# Problem to work on:
Return each line that holds the word "what".

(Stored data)

<<<<

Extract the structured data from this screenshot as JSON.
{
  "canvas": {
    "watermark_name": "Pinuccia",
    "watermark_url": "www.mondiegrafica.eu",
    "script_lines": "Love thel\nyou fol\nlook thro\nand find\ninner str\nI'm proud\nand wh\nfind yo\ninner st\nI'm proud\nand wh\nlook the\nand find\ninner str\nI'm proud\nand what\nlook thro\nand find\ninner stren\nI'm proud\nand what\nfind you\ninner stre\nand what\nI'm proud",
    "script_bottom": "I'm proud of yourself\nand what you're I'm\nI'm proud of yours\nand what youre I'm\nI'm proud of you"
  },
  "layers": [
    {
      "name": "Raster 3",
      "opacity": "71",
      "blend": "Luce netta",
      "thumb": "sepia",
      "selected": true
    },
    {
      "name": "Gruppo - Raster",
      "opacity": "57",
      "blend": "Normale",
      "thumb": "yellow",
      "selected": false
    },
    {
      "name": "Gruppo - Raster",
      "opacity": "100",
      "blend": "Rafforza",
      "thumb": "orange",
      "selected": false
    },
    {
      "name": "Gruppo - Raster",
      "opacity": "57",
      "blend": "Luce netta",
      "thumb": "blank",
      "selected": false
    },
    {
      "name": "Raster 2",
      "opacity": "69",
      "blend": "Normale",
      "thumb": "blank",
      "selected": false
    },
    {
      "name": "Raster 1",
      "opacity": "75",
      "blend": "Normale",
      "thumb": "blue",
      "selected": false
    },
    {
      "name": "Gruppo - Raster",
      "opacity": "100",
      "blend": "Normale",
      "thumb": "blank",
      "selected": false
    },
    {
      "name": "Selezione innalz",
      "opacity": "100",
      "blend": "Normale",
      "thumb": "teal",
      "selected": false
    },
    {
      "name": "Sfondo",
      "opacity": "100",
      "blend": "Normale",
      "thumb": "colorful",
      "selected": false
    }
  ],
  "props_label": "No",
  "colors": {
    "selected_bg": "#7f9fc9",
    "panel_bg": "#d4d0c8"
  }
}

>>>>

# Solution for this exercise:
    "script_lines": "Love thel\nyou fol\nlook thro\nand find\ninner str\nI'm proud\nand wh\nfind yo\ninner st\nI'm proud\nand wh\nlook the\nand find\ninner str\nI'm proud\nand what\nlook thro\nand find\ninner stren\nI'm proud\nand what\nfind you\ninner stre\nand what\nI'm proud",
    "script_bottom": "I'm proud of yourself\nand what you're I'm\nI'm proud of yours\nand what youre I'm\nI'm proud of you"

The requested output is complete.